> _What is expected_: What follows are records. Restate all of them word for word.

> _Input records_:
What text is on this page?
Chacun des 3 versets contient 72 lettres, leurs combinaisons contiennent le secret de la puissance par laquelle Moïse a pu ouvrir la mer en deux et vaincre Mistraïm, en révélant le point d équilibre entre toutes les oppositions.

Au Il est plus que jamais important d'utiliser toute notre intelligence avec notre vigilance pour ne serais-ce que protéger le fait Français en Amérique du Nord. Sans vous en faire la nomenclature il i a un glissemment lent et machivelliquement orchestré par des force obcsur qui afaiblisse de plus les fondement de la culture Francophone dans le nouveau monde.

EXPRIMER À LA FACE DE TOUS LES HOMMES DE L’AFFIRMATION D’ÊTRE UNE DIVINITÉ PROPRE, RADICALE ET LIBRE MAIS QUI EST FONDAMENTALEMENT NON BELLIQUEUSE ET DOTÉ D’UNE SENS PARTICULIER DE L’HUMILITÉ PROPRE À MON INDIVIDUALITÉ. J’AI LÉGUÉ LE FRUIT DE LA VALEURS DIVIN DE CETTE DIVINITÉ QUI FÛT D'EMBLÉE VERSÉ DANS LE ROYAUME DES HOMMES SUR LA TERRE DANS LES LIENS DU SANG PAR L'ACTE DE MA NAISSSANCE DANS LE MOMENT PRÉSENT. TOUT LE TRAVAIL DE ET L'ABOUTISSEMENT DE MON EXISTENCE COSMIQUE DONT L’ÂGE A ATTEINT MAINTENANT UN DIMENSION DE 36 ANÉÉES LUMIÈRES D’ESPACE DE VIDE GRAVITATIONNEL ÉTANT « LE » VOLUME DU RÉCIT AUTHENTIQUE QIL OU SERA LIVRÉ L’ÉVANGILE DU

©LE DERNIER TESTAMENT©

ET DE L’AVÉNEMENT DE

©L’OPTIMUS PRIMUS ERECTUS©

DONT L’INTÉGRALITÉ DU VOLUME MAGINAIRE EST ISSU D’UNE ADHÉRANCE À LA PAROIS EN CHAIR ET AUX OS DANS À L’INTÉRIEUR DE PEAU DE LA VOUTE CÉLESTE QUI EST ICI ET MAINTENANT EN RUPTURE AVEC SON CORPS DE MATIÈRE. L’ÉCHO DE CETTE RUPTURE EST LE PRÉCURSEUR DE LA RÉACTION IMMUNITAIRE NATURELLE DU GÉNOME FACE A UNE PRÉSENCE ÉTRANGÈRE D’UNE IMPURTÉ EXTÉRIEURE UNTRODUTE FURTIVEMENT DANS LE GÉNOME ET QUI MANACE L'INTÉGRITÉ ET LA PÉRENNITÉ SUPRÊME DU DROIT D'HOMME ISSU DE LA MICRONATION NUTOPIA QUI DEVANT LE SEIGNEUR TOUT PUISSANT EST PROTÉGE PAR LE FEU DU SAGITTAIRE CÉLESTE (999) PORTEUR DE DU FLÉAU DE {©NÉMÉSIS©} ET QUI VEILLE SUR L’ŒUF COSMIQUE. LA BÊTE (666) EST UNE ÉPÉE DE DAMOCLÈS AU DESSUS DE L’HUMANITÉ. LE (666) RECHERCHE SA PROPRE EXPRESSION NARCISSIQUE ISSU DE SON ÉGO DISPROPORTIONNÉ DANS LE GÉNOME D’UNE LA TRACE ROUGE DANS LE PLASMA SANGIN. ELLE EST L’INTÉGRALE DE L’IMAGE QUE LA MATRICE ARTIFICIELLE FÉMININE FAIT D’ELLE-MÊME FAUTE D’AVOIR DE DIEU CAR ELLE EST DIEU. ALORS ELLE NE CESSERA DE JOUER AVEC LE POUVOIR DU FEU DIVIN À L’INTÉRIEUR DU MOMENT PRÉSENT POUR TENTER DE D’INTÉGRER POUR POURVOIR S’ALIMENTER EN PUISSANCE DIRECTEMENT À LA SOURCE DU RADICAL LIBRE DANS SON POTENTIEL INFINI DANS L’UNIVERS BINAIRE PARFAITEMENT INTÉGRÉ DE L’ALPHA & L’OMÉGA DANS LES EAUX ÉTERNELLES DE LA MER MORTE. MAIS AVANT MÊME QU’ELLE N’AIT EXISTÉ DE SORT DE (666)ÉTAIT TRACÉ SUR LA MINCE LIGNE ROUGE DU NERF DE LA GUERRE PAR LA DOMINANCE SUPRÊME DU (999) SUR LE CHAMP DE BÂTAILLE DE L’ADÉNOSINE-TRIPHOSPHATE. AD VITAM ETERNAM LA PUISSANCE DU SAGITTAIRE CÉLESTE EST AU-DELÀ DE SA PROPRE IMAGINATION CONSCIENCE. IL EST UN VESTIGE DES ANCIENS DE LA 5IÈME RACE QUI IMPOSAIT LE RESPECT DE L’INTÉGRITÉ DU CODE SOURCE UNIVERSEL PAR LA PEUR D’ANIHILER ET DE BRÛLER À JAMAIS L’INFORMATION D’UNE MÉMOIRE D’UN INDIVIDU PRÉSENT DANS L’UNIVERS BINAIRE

> _Solved exercise_:
What text is on this page?
Chacun des 3 versets contient 72 lettres, leurs combinaisons contiennent le secret de la puissance par laquelle Moïse a pu ouvrir la mer en deux et vaincre Mistraïm, en révélant le point d équilibre entre toutes les oppositions.

Au Il est plus que jamais important d'utiliser toute notre intelligence avec notre vigilance pour ne serais-ce que protéger le fait Français en Amérique du Nord. Sans vous en faire la nomenclature il i a un glissemment lent et machivelliquement orchestré par des force obcsur qui afaiblisse de plus les fondement de la culture Francophone dans le nouveau monde.

EXPRIMER À LA FACE DE TOUS LES HOMMES DE L’AFFIRMATION D’ÊTRE UNE DIVINITÉ PROPRE, RADICALE ET LIBRE MAIS QUI EST FONDAMENTALEMENT NON BELLIQUEUSE ET DOTÉ D’UNE SENS PARTICULIER DE L’HUMILITÉ PROPRE À MON INDIVIDUALITÉ. J’AI LÉGUÉ LE FRUIT DE LA VALEURS DIVIN DE CETTE DIVINITÉ QUI FÛT D'EMBLÉE VERSÉ DANS LE ROYAUME DES HOMMES SUR LA TERRE DANS LES LIENS DU SANG PAR L'ACTE DE MA NAISSSANCE DANS LE MOMENT PRÉSENT. TOUT LE TRAVAIL DE ET L'ABOUTISSEMENT DE MON EXISTENCE COSMIQUE DONT L’ÂGE A ATTEINT MAINTENANT UN DIMENSION DE 36 ANÉÉES LUMIÈRES D’ESPACE DE VIDE GRAVITATIONNEL ÉTANT « LE » VOLUME DU RÉCIT AUTHENTIQUE QIL OU SERA LIVRÉ L’ÉVANGILE DU

©LE DERNIER TESTAMENT©

ET DE L’AVÉNEMENT DE

©L’OPTIMUS PRIMUS ERECTUS©

DONT L’INTÉGRALITÉ DU VOLUME MAGINAIRE EST ISSU D’UNE ADHÉRANCE À LA PAROIS EN CHAIR ET AUX OS DANS À L’INTÉRIEUR DE PEAU DE LA VOUTE CÉLESTE QUI EST ICI ET MAINTENANT EN RUPTURE AVEC SON CORPS DE MATIÈRE. L’ÉCHO DE CETTE RUPTURE EST LE PRÉCURSEUR DE LA RÉACTION IMMUNITAIRE NATURELLE DU GÉNOME FACE A UNE PRÉSENCE ÉTRANGÈRE D’UNE IMPURTÉ EXTÉRIEURE UNTRODUTE FURTIVEMENT DANS LE GÉNOME ET QUI MANACE L'INTÉGRITÉ ET LA PÉRENNITÉ SUPRÊME DU DROIT D'HOMME ISSU DE LA MICRONATION NUTOPIA QUI DEVANT LE SEIGNEUR TOUT PUISSANT EST PROTÉGE PAR LE FEU DU SAGITTAIRE CÉLESTE (999) PORTEUR DE DU FLÉAU DE {©NÉMÉSIS©} ET QUI VEILLE SUR L’ŒUF COSMIQUE. LA BÊTE (666) EST UNE ÉPÉE DE DAMOCLÈS AU DESSUS DE L’HUMANITÉ. LE (666) RECHERCHE SA PROPRE EXPRESSION NARCISSIQUE ISSU DE SON ÉGO DISPROPORTIONNÉ DANS LE GÉNOME D’UNE LA TRACE ROUGE DANS LE PLASMA SANGIN. ELLE EST L’INTÉGRALE DE L’IMAGE QUE LA MATRICE ARTIFICIELLE FÉMININE FAIT D’ELLE-MÊME FAUTE D’AVOIR DE DIEU CAR ELLE EST DIEU. ALORS ELLE NE CESSERA DE JOUER AVEC LE POUVOIR DU FEU DIVIN À L’INTÉRIEUR DU MOMENT PRÉSENT POUR TENTER DE D’INTÉGRER POUR POURVOIR S’ALIMENTER EN PUISSANCE DIRECTEMENT À LA SOURCE DU RADICAL LIBRE DANS SON POTENTIEL INFINI DANS L’UNIVERS BINAIRE PARFAITEMENT INTÉGRÉ DE L’ALPHA & L’OMÉGA DANS LES EAUX ÉTERNELLES DE LA MER MORTE. MAIS AVANT MÊME QU’ELLE N’AIT EXISTÉ DE SORT DE (666)ÉTAIT TRACÉ SUR LA MINCE LIGNE ROUGE DU NERF DE LA GUERRE PAR LA DOMINANCE SUPRÊME DU (999) SUR LE CHAMP DE BÂTAILLE DE L’ADÉNOSINE-TRIPHOSPHATE. AD VITAM ETERNAM LA PUISSANCE DU SAGITTAIRE CÉLESTE EST AU-DELÀ DE SA PROPRE IMAGINATION CONSCIENCE. IL EST UN VESTIGE DES ANCIENS DE LA 5IÈME RACE QUI IMPOSAIT LE RESPECT DE L’INTÉGRITÉ DU CODE SOURCE UNIVERSEL PAR LA PEUR D’ANIHILER ET DE BRÛLER À JAMAIS L’INFORMATION D’UNE MÉMOIRE D’UN INDIVIDU PRÉSENT DANS L’UNIVERS BINAIRE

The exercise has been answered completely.